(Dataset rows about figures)
_____
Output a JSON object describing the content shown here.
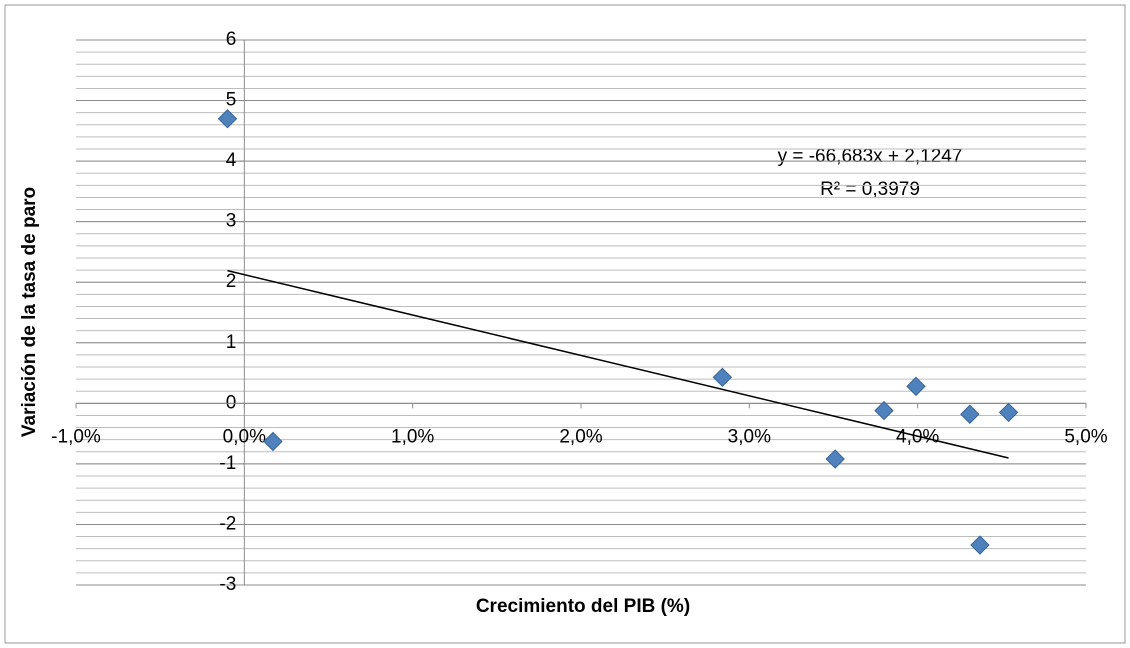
{
  "chart_data": {
    "type": "scatter",
    "xlabel": "Crecimiento del PIB (%)",
    "ylabel": "Variación de la tasa de paro",
    "color": "#4f81bd",
    "x": [
      -0.001,
      0.0017,
      0.0284,
      0.0351,
      0.038,
      0.0399,
      0.0431,
      0.0437,
      0.0454
    ],
    "values": [
      4.7,
      -0.63,
      0.43,
      -0.92,
      -0.12,
      0.28,
      -0.18,
      -2.34,
      -0.15
    ],
    "xlim": [
      -0.01,
      0.05
    ],
    "xticks": [
      {
        "value": -0.01,
        "label": "-1,0%"
      },
      {
        "value": 0,
        "label": "0,0%"
      },
      {
        "value": 0.01,
        "label": "1,0%"
      },
      {
        "value": 0.02,
        "label": "2,0%"
      },
      {
        "value": 0.03,
        "label": "3,0%"
      },
      {
        "value": 0.04,
        "label": "4,0%"
      },
      {
        "value": 0.05,
        "label": "5,0%"
      }
    ],
    "ylim": [
      -3,
      6
    ],
    "yticks": [
      -3,
      -2,
      -1,
      0,
      1,
      2,
      3,
      4,
      5,
      6
    ],
    "grid": true,
    "minor_grid": 0.2,
    "trendline": {
      "slope": -66.683,
      "intercept": 2.1247
    },
    "annotations": [
      "y = -66,683x + 2,1247",
      "R² = 0,3979"
    ]
  }
}
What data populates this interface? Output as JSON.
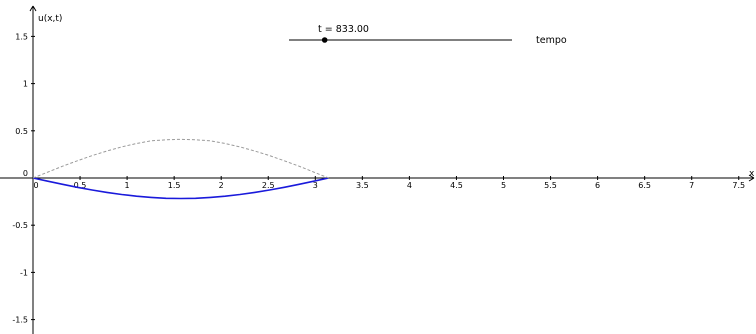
{
  "chart_data": {
    "type": "line",
    "title": "",
    "xlabel": "x",
    "ylabel": "u(x,t)",
    "xlim": [
      -0.1,
      7.75
    ],
    "ylim": [
      -1.75,
      1.75
    ],
    "x_ticks": [
      0,
      0.5,
      1,
      1.5,
      2,
      2.5,
      3,
      3.5,
      4,
      4.5,
      5,
      5.5,
      6,
      6.5,
      7,
      7.5
    ],
    "x_tick_labels": [
      "0",
      "0.5",
      "1",
      "1.5",
      "2",
      "2.5",
      "3",
      "3.5",
      "4",
      "4.5",
      "5",
      "5.5",
      "6",
      "6.5",
      "7",
      "7.5"
    ],
    "y_ticks": [
      1.5,
      1,
      0.5,
      0,
      -0.5,
      -1,
      -1.5
    ],
    "y_tick_labels": [
      "1.5",
      "1",
      "0.5",
      "0",
      "-0.5",
      "-1",
      "-1.5"
    ],
    "grid": false,
    "series": [
      {
        "style": "solid",
        "color": "#1a1adb",
        "x": [
          0,
          0.1571,
          0.3142,
          0.4712,
          0.6283,
          0.7854,
          0.9425,
          1.0996,
          1.2566,
          1.4137,
          1.5708,
          1.7279,
          1.885,
          2.042,
          2.1991,
          2.3562,
          2.5133,
          2.6704,
          2.8274,
          2.9845,
          3.1416
        ],
        "y": [
          0,
          -0.034,
          -0.067,
          -0.098,
          -0.127,
          -0.153,
          -0.175,
          -0.193,
          -0.206,
          -0.215,
          -0.217,
          -0.215,
          -0.206,
          -0.193,
          -0.175,
          -0.153,
          -0.127,
          -0.098,
          -0.067,
          -0.034,
          0
        ]
      },
      {
        "style": "dashed",
        "color": "#9a9a9a",
        "x": [
          0,
          0.1571,
          0.3142,
          0.4712,
          0.6283,
          0.7854,
          0.9425,
          1.0996,
          1.2566,
          1.4137,
          1.5708,
          1.7279,
          1.885,
          2.042,
          2.1991,
          2.3562,
          2.5133,
          2.6704,
          2.8274,
          2.9845,
          3.1416
        ],
        "y": [
          0,
          0.063,
          0.125,
          0.182,
          0.237,
          0.286,
          0.329,
          0.365,
          0.394,
          0.405,
          0.41,
          0.405,
          0.394,
          0.365,
          0.329,
          0.286,
          0.237,
          0.182,
          0.125,
          0.063,
          0
        ]
      }
    ],
    "slider": {
      "label": "t = 833.00",
      "caption": "tempo",
      "value": 833.0,
      "fraction": 0.16
    }
  }
}
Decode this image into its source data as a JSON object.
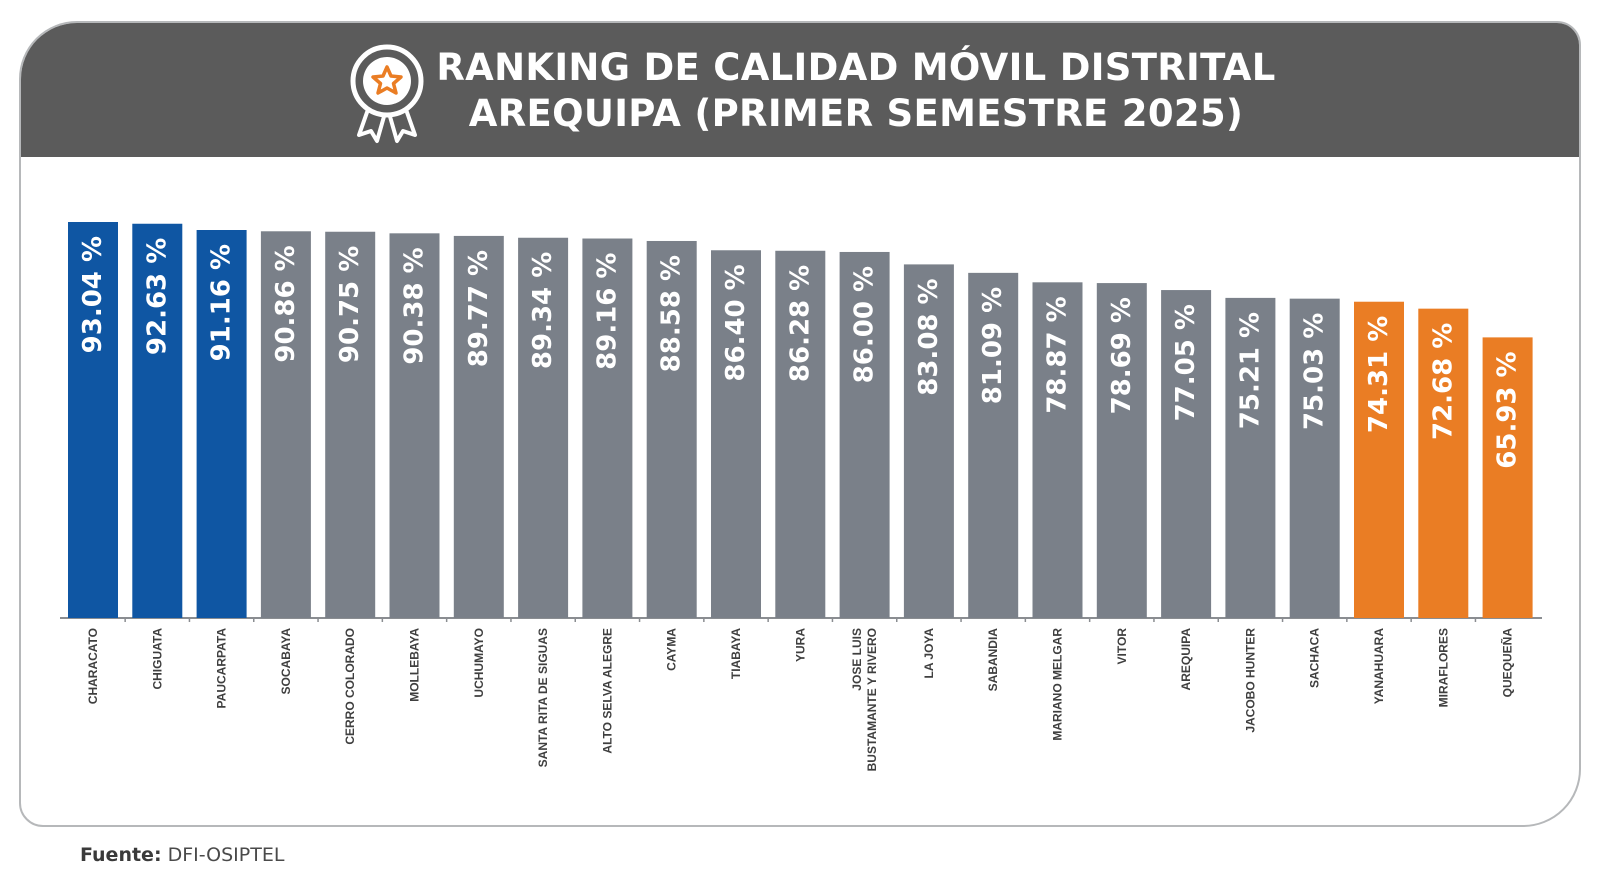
{
  "title": {
    "line1": "RANKING DE CALIDAD MÓVIL DISTRITAL",
    "line2": "AREQUIPA (PRIMER SEMESTRE 2025)"
  },
  "icons": {
    "header": "medal-icon"
  },
  "colors": {
    "top": "#0f56a3",
    "middle": "#7a8089",
    "bottom": "#ea7d24",
    "header": "#5b5b5b"
  },
  "chart_data": {
    "type": "bar",
    "title": "RANKING DE CALIDAD MÓVIL DISTRITAL AREQUIPA (PRIMER SEMESTRE 2025)",
    "xlabel": "",
    "ylabel": "",
    "ylim": [
      0,
      100
    ],
    "grid": false,
    "categories": [
      "CHARACATO",
      "CHIGUATA",
      "PAUCARPATA",
      "SOCABAYA",
      "CERRO COLORADO",
      "MOLLEBAYA",
      "UCHUMAYO",
      "SANTA RITA DE SIGUAS",
      "ALTO SELVA ALEGRE",
      "CAYMA",
      "TIABAYA",
      "YURA",
      "JOSE LUIS BUSTAMANTE Y RIVERO",
      "LA JOYA",
      "SABANDIA",
      "MARIANO MELGAR",
      "VITOR",
      "AREQUIPA",
      "JACOBO HUNTER",
      "SACHACA",
      "YANAHUARA",
      "MIRAFLORES",
      "QUEQUEÑA"
    ],
    "category_lines": [
      [
        "CHARACATO"
      ],
      [
        "CHIGUATA"
      ],
      [
        "PAUCARPATA"
      ],
      [
        "SOCABAYA"
      ],
      [
        "CERRO COLORADO"
      ],
      [
        "MOLLEBAYA"
      ],
      [
        "UCHUMAYO"
      ],
      [
        "SANTA RITA DE SIGUAS"
      ],
      [
        "ALTO SELVA ALEGRE"
      ],
      [
        "CAYMA"
      ],
      [
        "TIABAYA"
      ],
      [
        "YURA"
      ],
      [
        "JOSE LUIS",
        "BUSTAMANTE Y RIVERO"
      ],
      [
        "LA JOYA"
      ],
      [
        "SABANDIA"
      ],
      [
        "MARIANO MELGAR"
      ],
      [
        "VITOR"
      ],
      [
        "AREQUIPA"
      ],
      [
        "JACOBO HUNTER"
      ],
      [
        "SACHACA"
      ],
      [
        "YANAHUARA"
      ],
      [
        "MIRAFLORES"
      ],
      [
        "QUEQUEÑA"
      ]
    ],
    "values": [
      93.04,
      92.63,
      91.16,
      90.86,
      90.75,
      90.38,
      89.77,
      89.34,
      89.16,
      88.58,
      86.4,
      86.28,
      86.0,
      83.08,
      81.09,
      78.87,
      78.69,
      77.05,
      75.21,
      75.03,
      74.31,
      72.68,
      65.93
    ],
    "labels": [
      "93.04 %",
      "92.63 %",
      "91.16 %",
      "90.86 %",
      "90.75 %",
      "90.38 %",
      "89.77 %",
      "89.34 %",
      "89.16 %",
      "88.58 %",
      "86.40 %",
      "86.28 %",
      "86.00 %",
      "83.08 %",
      "81.09 %",
      "78.87 %",
      "78.69 %",
      "77.05 %",
      "75.21 %",
      "75.03 %",
      "74.31 %",
      "72.68 %",
      "65.93 %"
    ],
    "groups": [
      "top",
      "top",
      "top",
      "middle",
      "middle",
      "middle",
      "middle",
      "middle",
      "middle",
      "middle",
      "middle",
      "middle",
      "middle",
      "middle",
      "middle",
      "middle",
      "middle",
      "middle",
      "middle",
      "middle",
      "bottom",
      "bottom",
      "bottom"
    ]
  },
  "source": {
    "label": "Fuente:",
    "value": "DFI-OSIPTEL"
  }
}
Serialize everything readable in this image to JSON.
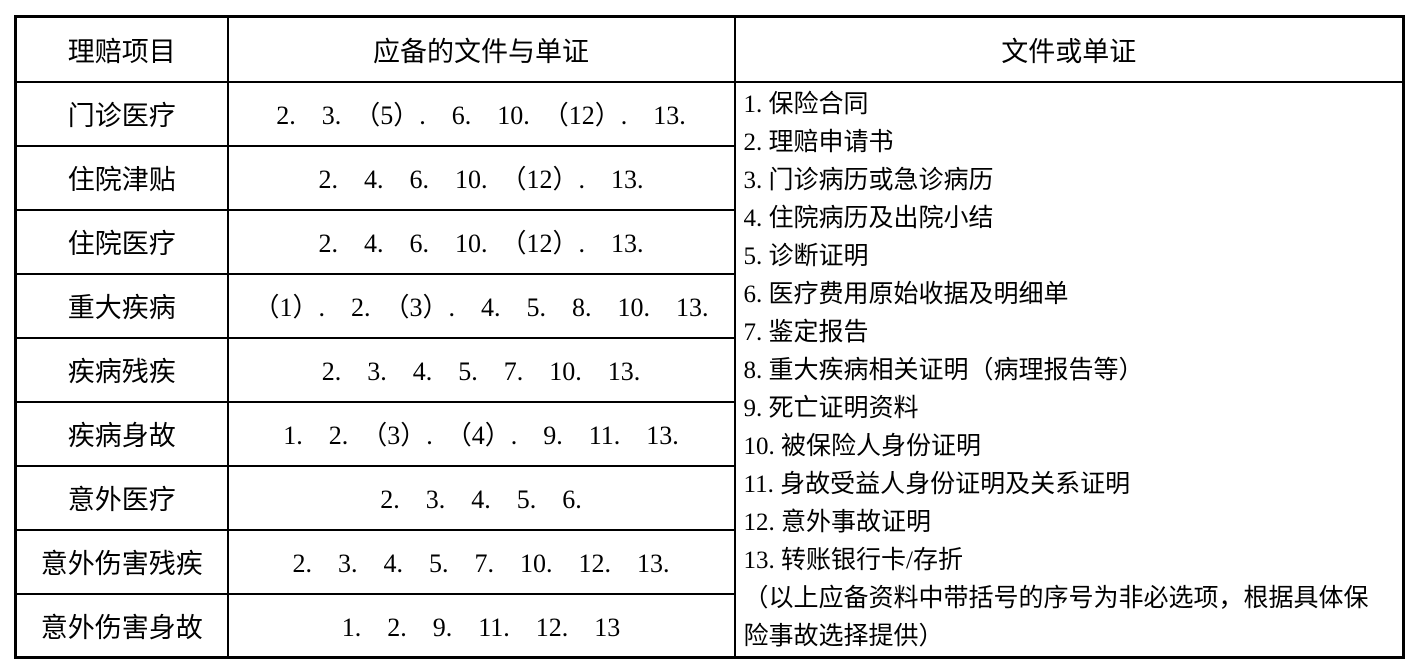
_____
● **Written task**
Every line above should be repeated exactly; pictures stay out of the copy.

● **Task response**
Output a JSON object describing the content shown here.
{
  "chart_data": {
    "type": "scatter",
    "xlabel": "Crecimiento del PIB (%)",
    "ylabel": "Variación de la tasa de paro",
    "color": "#4f81bd",
    "x": [
      -0.001,
      0.0017,
      0.0284,
      0.0351,
      0.038,
      0.0399,
      0.0431,
      0.0437,
      0.0454
    ],
    "values": [
      4.7,
      -0.63,
      0.43,
      -0.92,
      -0.12,
      0.28,
      -0.18,
      -2.34,
      -0.15
    ],
    "xlim": [
      -0.01,
      0.05
    ],
    "xticks": [
      {
        "value": -0.01,
        "label": "-1,0%"
      },
      {
        "value": 0,
        "label": "0,0%"
      },
      {
        "value": 0.01,
        "label": "1,0%"
      },
      {
        "value": 0.02,
        "label": "2,0%"
      },
      {
        "value": 0.03,
        "label": "3,0%"
      },
      {
        "value": 0.04,
        "label": "4,0%"
      },
      {
        "value": 0.05,
        "label": "5,0%"
      }
    ],
    "ylim": [
      -3,
      6
    ],
    "yticks": [
      -3,
      -2,
      -1,
      0,
      1,
      2,
      3,
      4,
      5,
      6
    ],
    "grid": true,
    "minor_grid": 0.2,
    "trendline": {
      "slope": -66.683,
      "intercept": 2.1247
    },
    "annotations": [
      "y = -66,683x + 2,1247",
      "R² = 0,3979"
    ]
  }
}
What data populates this interface? Output as JSON.
{
  "chart_data": {
    "type": "line",
    "title": "",
    "xlabel": "x",
    "ylabel": "u(x,t)",
    "xlim": [
      -0.1,
      7.75
    ],
    "ylim": [
      -1.75,
      1.75
    ],
    "x_ticks": [
      0,
      0.5,
      1,
      1.5,
      2,
      2.5,
      3,
      3.5,
      4,
      4.5,
      5,
      5.5,
      6,
      6.5,
      7,
      7.5
    ],
    "x_tick_labels": [
      "0",
      "0.5",
      "1",
      "1.5",
      "2",
      "2.5",
      "3",
      "3.5",
      "4",
      "4.5",
      "5",
      "5.5",
      "6",
      "6.5",
      "7",
      "7.5"
    ],
    "y_ticks": [
      1.5,
      1,
      0.5,
      0,
      -0.5,
      -1,
      -1.5
    ],
    "y_tick_labels": [
      "1.5",
      "1",
      "0.5",
      "0",
      "-0.5",
      "-1",
      "-1.5"
    ],
    "grid": false,
    "series": [
      {
        "style": "solid",
        "color": "#1a1adb",
        "x": [
          0,
          0.1571,
          0.3142,
          0.4712,
          0.6283,
          0.7854,
          0.9425,
          1.0996,
          1.2566,
          1.4137,
          1.5708,
          1.7279,
          1.885,
          2.042,
          2.1991,
          2.3562,
          2.5133,
          2.6704,
          2.8274,
          2.9845,
          3.1416
        ],
        "y": [
          0,
          -0.034,
          -0.067,
          -0.098,
          -0.127,
          -0.153,
          -0.175,
          -0.193,
          -0.206,
          -0.215,
          -0.217,
          -0.215,
          -0.206,
          -0.193,
          -0.175,
          -0.153,
          -0.127,
          -0.098,
          -0.067,
          -0.034,
          0
        ]
      },
      {
        "style": "dashed",
        "color": "#9a9a9a",
        "x": [
          0,
          0.1571,
          0.3142,
          0.4712,
          0.6283,
          0.7854,
          0.9425,
          1.0996,
          1.2566,
          1.4137,
          1.5708,
          1.7279,
          1.885,
          2.042,
          2.1991,
          2.3562,
          2.5133,
          2.6704,
          2.8274,
          2.9845,
          3.1416
        ],
        "y": [
          0,
          0.063,
          0.125,
          0.182,
          0.237,
          0.286,
          0.329,
          0.365,
          0.394,
          0.405,
          0.41,
          0.405,
          0.394,
          0.365,
          0.329,
          0.286,
          0.237,
          0.182,
          0.125,
          0.063,
          0
        ]
      }
    ],
    "slider": {
      "label": "t = 833.00",
      "caption": "tempo",
      "value": 833.0,
      "fraction": 0.16
    }
  }
}
Decode this image into its source data as a JSON object.
{
  "title": {
    "line1": "RANKING DE CALIDAD MÓVIL DISTRITAL",
    "line2": "AREQUIPA (PRIMER SEMESTRE 2025)"
  },
  "icons": {
    "header": "medal-icon"
  },
  "colors": {
    "top": "#0f56a3",
    "middle": "#7a8089",
    "bottom": "#ea7d24",
    "header": "#5b5b5b"
  },
  "chart_data": {
    "type": "bar",
    "title": "RANKING DE CALIDAD MÓVIL DISTRITAL AREQUIPA (PRIMER SEMESTRE 2025)",
    "xlabel": "",
    "ylabel": "",
    "ylim": [
      0,
      100
    ],
    "grid": false,
    "categories": [
      "CHARACATO",
      "CHIGUATA",
      "PAUCARPATA",
      "SOCABAYA",
      "CERRO COLORADO",
      "MOLLEBAYA",
      "UCHUMAYO",
      "SANTA RITA DE SIGUAS",
      "ALTO SELVA ALEGRE",
      "CAYMA",
      "TIABAYA",
      "YURA",
      "JOSE LUIS BUSTAMANTE Y RIVERO",
      "LA JOYA",
      "SABANDIA",
      "MARIANO MELGAR",
      "VITOR",
      "AREQUIPA",
      "JACOBO HUNTER",
      "SACHACA",
      "YANAHUARA",
      "MIRAFLORES",
      "QUEQUEÑA"
    ],
    "category_lines": [
      [
        "CHARACATO"
      ],
      [
        "CHIGUATA"
      ],
      [
        "PAUCARPATA"
      ],
      [
        "SOCABAYA"
      ],
      [
        "CERRO COLORADO"
      ],
      [
        "MOLLEBAYA"
      ],
      [
        "UCHUMAYO"
      ],
      [
        "SANTA RITA DE SIGUAS"
      ],
      [
        "ALTO SELVA ALEGRE"
      ],
      [
        "CAYMA"
      ],
      [
        "TIABAYA"
      ],
      [
        "YURA"
      ],
      [
        "JOSE LUIS",
        "BUSTAMANTE Y RIVERO"
      ],
      [
        "LA JOYA"
      ],
      [
        "SABANDIA"
      ],
      [
        "MARIANO MELGAR"
      ],
      [
        "VITOR"
      ],
      [
        "AREQUIPA"
      ],
      [
        "JACOBO HUNTER"
      ],
      [
        "SACHACA"
      ],
      [
        "YANAHUARA"
      ],
      [
        "MIRAFLORES"
      ],
      [
        "QUEQUEÑA"
      ]
    ],
    "values": [
      93.04,
      92.63,
      91.16,
      90.86,
      90.75,
      90.38,
      89.77,
      89.34,
      89.16,
      88.58,
      86.4,
      86.28,
      86.0,
      83.08,
      81.09,
      78.87,
      78.69,
      77.05,
      75.21,
      75.03,
      74.31,
      72.68,
      65.93
    ],
    "labels": [
      "93.04 %",
      "92.63 %",
      "91.16 %",
      "90.86 %",
      "90.75 %",
      "90.38 %",
      "89.77 %",
      "89.34 %",
      "89.16 %",
      "88.58 %",
      "86.40 %",
      "86.28 %",
      "86.00 %",
      "83.08 %",
      "81.09 %",
      "78.87 %",
      "78.69 %",
      "77.05 %",
      "75.21 %",
      "75.03 %",
      "74.31 %",
      "72.68 %",
      "65.93 %"
    ],
    "groups": [
      "top",
      "top",
      "top",
      "middle",
      "middle",
      "middle",
      "middle",
      "middle",
      "middle",
      "middle",
      "middle",
      "middle",
      "middle",
      "middle",
      "middle",
      "middle",
      "middle",
      "middle",
      "middle",
      "middle",
      "bottom",
      "bottom",
      "bottom"
    ]
  },
  "source": {
    "label": "Fuente:",
    "value": "DFI-OSIPTEL"
  }
}
Serialize everything readable in this image to JSON.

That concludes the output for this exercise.